Dataset records:
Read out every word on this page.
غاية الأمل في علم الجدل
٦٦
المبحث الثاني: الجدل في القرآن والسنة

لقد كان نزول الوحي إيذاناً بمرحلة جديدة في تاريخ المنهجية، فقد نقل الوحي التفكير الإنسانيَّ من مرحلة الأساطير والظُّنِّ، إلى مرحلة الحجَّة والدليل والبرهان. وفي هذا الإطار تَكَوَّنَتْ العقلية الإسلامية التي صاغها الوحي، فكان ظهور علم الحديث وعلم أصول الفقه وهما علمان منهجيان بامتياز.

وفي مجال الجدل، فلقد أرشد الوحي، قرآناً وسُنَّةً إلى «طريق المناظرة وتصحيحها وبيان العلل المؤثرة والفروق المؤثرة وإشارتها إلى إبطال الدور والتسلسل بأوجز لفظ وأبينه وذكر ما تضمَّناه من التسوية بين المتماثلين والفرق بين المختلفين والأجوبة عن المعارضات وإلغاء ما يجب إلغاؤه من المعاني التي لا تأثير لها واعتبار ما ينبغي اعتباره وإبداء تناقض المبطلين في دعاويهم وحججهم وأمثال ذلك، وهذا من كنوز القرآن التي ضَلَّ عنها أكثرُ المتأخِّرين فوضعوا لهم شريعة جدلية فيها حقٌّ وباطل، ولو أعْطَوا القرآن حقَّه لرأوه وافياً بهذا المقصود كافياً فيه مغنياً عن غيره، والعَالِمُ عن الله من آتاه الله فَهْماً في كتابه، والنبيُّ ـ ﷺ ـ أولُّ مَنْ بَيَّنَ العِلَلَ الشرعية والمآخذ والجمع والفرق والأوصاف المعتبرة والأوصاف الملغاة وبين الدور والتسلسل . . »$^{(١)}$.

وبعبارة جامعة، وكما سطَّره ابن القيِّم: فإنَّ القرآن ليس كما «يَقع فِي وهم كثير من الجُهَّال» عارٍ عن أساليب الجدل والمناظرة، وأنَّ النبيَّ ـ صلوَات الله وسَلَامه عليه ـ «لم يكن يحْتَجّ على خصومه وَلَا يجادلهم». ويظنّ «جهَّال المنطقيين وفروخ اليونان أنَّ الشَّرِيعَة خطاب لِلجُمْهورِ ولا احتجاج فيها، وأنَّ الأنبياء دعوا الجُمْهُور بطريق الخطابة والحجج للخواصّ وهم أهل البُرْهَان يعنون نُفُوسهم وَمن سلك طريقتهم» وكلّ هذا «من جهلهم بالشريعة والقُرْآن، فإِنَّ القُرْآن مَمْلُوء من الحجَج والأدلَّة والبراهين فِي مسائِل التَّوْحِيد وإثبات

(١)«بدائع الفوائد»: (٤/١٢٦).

• _STATED TASK_
Give the listing above again, word for word.

• _SOLUTION FOR THIS EXERCISE_
Read out every word on this page.
غاية الأمل في علم الجدل
٦٦
المبحث الثاني: الجدل في القرآن والسنة

لقد كان نزول الوحي إيذاناً بمرحلة جديدة في تاريخ المنهجية، فقد نقل الوحي التفكير الإنسانيَّ من مرحلة الأساطير والظُّنِّ، إلى مرحلة الحجَّة والدليل والبرهان. وفي هذا الإطار تَكَوَّنَتْ العقلية الإسلامية التي صاغها الوحي، فكان ظهور علم الحديث وعلم أصول الفقه وهما علمان منهجيان بامتياز.

وفي مجال الجدل، فلقد أرشد الوحي، قرآناً وسُنَّةً إلى «طريق المناظرة وتصحيحها وبيان العلل المؤثرة والفروق المؤثرة وإشارتها إلى إبطال الدور والتسلسل بأوجز لفظ وأبينه وذكر ما تضمَّناه من التسوية بين المتماثلين والفرق بين المختلفين والأجوبة عن المعارضات وإلغاء ما يجب إلغاؤه من المعاني التي لا تأثير لها واعتبار ما ينبغي اعتباره وإبداء تناقض المبطلين في دعاويهم وحججهم وأمثال ذلك، وهذا من كنوز القرآن التي ضَلَّ عنها أكثرُ المتأخِّرين فوضعوا لهم شريعة جدلية فيها حقٌّ وباطل، ولو أعْطَوا القرآن حقَّه لرأوه وافياً بهذا المقصود كافياً فيه مغنياً عن غيره، والعَالِمُ عن الله من آتاه الله فَهْماً في كتابه، والنبيُّ ـ ﷺ ـ أولُّ مَنْ بَيَّنَ العِلَلَ الشرعية والمآخذ والجمع والفرق والأوصاف المعتبرة والأوصاف الملغاة وبين الدور والتسلسل . . »$^{(١)}$.

وبعبارة جامعة، وكما سطَّره ابن القيِّم: فإنَّ القرآن ليس كما «يَقع فِي وهم كثير من الجُهَّال» عارٍ عن أساليب الجدل والمناظرة، وأنَّ النبيَّ ـ صلوَات الله وسَلَامه عليه ـ «لم يكن يحْتَجّ على خصومه وَلَا يجادلهم». ويظنّ «جهَّال المنطقيين وفروخ اليونان أنَّ الشَّرِيعَة خطاب لِلجُمْهورِ ولا احتجاج فيها، وأنَّ الأنبياء دعوا الجُمْهُور بطريق الخطابة والحجج للخواصّ وهم أهل البُرْهَان يعنون نُفُوسهم وَمن سلك طريقتهم» وكلّ هذا «من جهلهم بالشريعة والقُرْآن، فإِنَّ القُرْآن مَمْلُوء من الحجَج والأدلَّة والبراهين فِي مسائِل التَّوْحِيد وإثبات

(١)«بدائع الفوائد»: (٤/١٢٦).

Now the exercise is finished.